GOAL ->
Filter the records below for the word "title". Copy each line that holds it.
-=-=-
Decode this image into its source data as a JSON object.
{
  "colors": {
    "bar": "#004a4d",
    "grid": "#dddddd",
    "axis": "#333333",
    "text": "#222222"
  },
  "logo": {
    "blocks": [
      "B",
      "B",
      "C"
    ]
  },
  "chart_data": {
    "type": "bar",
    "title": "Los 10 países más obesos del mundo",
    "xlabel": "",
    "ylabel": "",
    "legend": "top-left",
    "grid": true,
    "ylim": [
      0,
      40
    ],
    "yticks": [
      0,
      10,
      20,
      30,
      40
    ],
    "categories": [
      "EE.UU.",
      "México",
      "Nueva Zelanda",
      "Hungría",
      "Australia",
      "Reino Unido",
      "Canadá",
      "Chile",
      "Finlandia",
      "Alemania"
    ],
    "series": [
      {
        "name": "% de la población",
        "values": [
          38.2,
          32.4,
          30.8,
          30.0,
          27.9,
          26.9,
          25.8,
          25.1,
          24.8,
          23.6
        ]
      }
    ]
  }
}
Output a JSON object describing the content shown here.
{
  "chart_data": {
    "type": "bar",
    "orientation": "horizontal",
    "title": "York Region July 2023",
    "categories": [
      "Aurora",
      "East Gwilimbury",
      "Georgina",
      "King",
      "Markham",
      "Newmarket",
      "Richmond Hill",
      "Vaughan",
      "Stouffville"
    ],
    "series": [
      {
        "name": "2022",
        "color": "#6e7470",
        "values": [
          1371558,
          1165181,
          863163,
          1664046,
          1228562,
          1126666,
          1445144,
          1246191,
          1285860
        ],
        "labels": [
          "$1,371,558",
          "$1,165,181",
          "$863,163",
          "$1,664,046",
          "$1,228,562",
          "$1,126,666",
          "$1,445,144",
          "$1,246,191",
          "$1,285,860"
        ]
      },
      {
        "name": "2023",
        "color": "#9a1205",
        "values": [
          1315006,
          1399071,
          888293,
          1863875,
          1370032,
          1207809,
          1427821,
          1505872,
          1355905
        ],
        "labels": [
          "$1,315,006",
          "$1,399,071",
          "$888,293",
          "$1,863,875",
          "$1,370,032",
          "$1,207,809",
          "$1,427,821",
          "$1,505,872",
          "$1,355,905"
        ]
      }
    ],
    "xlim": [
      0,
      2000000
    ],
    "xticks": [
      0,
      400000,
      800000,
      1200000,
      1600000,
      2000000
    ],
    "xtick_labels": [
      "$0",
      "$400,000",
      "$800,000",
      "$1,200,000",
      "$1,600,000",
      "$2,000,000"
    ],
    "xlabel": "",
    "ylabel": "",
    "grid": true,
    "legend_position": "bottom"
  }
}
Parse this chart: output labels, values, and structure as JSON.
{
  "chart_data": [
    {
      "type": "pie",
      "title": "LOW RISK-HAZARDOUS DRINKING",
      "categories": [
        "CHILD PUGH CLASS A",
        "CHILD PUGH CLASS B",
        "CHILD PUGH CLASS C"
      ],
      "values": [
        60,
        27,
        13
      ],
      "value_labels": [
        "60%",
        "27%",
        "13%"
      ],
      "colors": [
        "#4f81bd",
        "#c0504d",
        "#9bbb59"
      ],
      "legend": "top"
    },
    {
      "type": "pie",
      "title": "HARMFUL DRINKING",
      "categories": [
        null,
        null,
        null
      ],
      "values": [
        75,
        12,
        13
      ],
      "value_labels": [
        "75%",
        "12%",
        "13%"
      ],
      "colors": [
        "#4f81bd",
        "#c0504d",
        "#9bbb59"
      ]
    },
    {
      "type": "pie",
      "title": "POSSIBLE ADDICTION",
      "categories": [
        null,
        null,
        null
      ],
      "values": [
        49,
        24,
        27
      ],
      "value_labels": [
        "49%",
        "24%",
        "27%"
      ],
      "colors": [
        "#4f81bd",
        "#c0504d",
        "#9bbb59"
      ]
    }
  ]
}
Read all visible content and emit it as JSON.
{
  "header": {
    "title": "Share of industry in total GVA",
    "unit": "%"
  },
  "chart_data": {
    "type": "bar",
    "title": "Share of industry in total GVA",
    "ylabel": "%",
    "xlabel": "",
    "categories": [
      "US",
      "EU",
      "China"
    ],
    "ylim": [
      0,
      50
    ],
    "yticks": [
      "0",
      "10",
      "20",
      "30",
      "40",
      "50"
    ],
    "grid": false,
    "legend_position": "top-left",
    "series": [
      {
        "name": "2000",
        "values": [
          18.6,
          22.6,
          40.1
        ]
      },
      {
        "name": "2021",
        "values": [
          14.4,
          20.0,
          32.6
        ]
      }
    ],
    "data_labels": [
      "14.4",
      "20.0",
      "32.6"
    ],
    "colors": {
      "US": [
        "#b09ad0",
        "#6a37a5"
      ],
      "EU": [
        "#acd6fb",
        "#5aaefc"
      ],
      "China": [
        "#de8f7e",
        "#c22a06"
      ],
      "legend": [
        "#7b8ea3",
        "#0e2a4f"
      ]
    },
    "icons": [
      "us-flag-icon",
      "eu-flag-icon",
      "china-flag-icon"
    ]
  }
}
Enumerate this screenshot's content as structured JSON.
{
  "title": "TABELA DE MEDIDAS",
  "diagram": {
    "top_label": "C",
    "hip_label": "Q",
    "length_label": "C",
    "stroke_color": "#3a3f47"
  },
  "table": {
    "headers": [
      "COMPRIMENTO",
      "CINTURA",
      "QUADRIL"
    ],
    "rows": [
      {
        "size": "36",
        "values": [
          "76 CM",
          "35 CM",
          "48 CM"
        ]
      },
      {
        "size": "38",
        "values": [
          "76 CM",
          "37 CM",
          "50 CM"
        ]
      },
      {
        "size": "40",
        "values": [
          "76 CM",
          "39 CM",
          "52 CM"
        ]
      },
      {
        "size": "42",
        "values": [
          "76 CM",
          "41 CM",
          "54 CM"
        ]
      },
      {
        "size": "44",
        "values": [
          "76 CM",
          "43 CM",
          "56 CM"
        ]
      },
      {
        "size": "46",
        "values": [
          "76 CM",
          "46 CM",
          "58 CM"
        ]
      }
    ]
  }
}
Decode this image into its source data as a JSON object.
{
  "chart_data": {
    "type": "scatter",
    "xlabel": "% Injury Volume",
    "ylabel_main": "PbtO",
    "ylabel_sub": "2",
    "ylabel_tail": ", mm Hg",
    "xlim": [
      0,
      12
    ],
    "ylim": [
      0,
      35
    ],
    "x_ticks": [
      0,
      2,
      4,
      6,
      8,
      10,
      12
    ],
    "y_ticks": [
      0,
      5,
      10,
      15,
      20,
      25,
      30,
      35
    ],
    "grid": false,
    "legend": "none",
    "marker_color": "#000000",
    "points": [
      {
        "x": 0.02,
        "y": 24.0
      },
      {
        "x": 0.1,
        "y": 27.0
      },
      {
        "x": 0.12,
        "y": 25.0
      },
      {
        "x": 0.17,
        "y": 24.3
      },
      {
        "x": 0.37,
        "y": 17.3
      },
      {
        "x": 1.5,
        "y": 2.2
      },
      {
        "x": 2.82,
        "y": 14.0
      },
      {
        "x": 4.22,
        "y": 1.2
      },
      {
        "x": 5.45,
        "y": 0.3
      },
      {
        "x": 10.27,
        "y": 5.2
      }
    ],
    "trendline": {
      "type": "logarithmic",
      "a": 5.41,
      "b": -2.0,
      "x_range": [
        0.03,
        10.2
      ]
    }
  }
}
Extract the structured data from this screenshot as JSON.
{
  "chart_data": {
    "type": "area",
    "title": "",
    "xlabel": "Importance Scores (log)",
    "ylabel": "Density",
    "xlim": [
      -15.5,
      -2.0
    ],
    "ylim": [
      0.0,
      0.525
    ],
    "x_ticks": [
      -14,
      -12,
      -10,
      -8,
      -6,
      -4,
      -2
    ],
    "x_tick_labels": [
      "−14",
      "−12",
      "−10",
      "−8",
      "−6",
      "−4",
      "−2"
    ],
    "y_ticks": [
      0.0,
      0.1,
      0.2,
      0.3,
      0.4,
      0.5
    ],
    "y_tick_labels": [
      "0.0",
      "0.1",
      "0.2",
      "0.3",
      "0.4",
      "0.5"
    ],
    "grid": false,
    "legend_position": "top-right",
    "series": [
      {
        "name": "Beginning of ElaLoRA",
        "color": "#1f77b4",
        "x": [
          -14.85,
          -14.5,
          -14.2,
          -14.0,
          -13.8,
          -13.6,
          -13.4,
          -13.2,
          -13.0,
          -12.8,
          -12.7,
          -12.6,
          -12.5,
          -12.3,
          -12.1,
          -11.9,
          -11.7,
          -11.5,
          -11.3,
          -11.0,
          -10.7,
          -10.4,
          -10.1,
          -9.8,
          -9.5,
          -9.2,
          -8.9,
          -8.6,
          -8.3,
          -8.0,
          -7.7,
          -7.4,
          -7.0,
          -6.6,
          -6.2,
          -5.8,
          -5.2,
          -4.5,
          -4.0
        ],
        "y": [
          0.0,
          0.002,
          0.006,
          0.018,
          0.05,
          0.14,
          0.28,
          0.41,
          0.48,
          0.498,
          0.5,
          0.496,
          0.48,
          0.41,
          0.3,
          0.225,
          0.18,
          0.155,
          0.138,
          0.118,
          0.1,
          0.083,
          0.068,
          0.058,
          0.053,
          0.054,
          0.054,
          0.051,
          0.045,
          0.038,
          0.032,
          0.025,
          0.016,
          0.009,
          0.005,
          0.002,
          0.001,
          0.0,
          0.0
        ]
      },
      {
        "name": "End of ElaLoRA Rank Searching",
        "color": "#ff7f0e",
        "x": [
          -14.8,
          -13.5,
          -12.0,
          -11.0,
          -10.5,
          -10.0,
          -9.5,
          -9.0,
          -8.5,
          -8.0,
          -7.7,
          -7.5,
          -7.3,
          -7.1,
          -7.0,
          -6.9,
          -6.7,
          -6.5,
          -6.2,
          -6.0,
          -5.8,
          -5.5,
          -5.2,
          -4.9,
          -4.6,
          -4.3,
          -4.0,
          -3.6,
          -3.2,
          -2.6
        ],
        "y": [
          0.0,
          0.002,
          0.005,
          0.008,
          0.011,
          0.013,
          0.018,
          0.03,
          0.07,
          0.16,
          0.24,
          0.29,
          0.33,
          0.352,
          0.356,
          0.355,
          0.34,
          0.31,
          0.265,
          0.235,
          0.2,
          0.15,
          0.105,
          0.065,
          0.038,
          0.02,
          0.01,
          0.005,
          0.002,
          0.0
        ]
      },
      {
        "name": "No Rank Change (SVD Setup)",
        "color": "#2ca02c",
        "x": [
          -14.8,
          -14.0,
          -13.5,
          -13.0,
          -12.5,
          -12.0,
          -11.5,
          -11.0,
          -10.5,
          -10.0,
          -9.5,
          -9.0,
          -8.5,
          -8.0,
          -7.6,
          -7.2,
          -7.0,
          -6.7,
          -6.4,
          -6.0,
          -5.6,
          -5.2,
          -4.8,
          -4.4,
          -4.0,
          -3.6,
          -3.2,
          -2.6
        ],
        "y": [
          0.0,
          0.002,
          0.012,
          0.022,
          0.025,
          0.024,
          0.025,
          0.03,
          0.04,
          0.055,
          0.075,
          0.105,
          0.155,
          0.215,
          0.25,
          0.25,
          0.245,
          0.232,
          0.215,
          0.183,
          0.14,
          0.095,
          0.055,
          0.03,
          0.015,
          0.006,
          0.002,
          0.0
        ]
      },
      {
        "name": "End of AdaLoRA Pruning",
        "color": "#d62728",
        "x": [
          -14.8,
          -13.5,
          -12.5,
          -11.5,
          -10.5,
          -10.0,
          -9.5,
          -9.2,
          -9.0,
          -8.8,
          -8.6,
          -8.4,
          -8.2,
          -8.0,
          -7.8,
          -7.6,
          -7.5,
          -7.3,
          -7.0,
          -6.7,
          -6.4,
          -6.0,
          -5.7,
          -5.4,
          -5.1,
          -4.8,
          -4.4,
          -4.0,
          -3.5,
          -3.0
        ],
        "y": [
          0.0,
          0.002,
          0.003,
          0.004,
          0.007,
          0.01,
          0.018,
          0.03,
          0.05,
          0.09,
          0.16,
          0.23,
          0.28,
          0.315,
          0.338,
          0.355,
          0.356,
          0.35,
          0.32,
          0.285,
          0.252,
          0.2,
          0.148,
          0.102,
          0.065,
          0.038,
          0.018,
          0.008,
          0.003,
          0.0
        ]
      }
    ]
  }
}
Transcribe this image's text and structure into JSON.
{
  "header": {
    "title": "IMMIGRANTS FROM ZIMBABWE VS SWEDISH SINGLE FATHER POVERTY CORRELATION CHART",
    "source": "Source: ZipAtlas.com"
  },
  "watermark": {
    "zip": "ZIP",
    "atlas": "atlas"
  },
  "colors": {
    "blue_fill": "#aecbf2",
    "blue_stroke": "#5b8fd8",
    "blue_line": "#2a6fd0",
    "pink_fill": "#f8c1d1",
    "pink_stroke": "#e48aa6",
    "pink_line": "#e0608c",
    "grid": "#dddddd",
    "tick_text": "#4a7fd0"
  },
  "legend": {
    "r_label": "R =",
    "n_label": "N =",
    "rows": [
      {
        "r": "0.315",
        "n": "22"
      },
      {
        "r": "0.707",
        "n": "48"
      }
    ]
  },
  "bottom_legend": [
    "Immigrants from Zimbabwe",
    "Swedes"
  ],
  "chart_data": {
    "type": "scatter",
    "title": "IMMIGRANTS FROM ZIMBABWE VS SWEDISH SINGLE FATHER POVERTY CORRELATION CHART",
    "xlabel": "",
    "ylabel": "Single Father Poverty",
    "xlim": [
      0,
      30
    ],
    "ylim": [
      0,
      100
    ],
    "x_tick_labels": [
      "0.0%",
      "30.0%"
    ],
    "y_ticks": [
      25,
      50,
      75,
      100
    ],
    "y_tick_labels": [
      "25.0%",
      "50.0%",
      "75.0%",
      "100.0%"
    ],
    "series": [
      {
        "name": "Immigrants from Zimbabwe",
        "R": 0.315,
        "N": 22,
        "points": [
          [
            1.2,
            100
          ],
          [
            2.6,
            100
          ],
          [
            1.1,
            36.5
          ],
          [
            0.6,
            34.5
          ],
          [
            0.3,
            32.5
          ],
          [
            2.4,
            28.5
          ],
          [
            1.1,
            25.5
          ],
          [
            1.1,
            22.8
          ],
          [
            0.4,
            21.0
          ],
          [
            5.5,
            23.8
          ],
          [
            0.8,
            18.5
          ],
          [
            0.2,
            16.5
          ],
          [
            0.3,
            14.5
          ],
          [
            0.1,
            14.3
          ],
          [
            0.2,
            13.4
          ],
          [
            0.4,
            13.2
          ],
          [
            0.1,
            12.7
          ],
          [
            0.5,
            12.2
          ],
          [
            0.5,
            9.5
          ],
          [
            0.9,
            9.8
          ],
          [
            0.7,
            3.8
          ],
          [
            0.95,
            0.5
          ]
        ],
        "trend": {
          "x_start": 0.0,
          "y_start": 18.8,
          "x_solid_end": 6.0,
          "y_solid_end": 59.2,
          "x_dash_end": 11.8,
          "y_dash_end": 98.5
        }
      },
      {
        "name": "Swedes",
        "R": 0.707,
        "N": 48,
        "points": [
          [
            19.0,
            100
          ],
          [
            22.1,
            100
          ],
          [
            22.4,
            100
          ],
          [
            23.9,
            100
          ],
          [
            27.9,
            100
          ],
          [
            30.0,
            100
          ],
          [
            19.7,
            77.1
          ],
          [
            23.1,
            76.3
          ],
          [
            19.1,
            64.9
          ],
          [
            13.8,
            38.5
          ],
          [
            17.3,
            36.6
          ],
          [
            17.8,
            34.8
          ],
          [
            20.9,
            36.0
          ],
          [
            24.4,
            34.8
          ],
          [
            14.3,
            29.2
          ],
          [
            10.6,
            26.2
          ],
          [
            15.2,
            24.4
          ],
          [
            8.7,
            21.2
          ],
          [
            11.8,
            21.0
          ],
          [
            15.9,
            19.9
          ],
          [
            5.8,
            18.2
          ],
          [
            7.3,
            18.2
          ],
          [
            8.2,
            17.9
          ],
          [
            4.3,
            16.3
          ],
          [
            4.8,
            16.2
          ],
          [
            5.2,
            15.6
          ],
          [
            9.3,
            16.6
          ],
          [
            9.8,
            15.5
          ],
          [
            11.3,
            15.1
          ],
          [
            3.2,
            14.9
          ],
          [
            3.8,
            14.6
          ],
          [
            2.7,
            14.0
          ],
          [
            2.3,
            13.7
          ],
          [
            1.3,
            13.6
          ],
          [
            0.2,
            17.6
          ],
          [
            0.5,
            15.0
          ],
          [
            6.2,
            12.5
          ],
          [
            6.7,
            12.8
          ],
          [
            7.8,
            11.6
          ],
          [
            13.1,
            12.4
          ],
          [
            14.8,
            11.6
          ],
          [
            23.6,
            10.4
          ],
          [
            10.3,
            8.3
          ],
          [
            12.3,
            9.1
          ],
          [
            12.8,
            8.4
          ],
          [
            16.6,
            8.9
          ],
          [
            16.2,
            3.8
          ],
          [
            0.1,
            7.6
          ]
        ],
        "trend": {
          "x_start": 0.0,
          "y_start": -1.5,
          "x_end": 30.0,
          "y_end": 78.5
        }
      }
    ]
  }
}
-=-=-
REPLY TO THE EXERCISE ->
    "title": "Los 10 países más obesos del mundo",
    "title": "York Region July 2023",
      "title": "LOW RISK-HAZARDOUS DRINKING",
      "title": "HARMFUL DRINKING",
      "title": "POSSIBLE ADDICTION",
    "title": "Share of industry in total GVA",
    "title": "Share of industry in total GVA",
  "title": "TABELA DE MEDIDAS",
    "title": "",
    "title": "IMMIGRANTS FROM ZIMBABWE VS SWEDISH SINGLE FATHER POVERTY CORRELATION CHART",
    "title": "IMMIGRANTS FROM ZIMBABWE VS SWEDISH SINGLE FATHER POVERTY CORRELATION CHART",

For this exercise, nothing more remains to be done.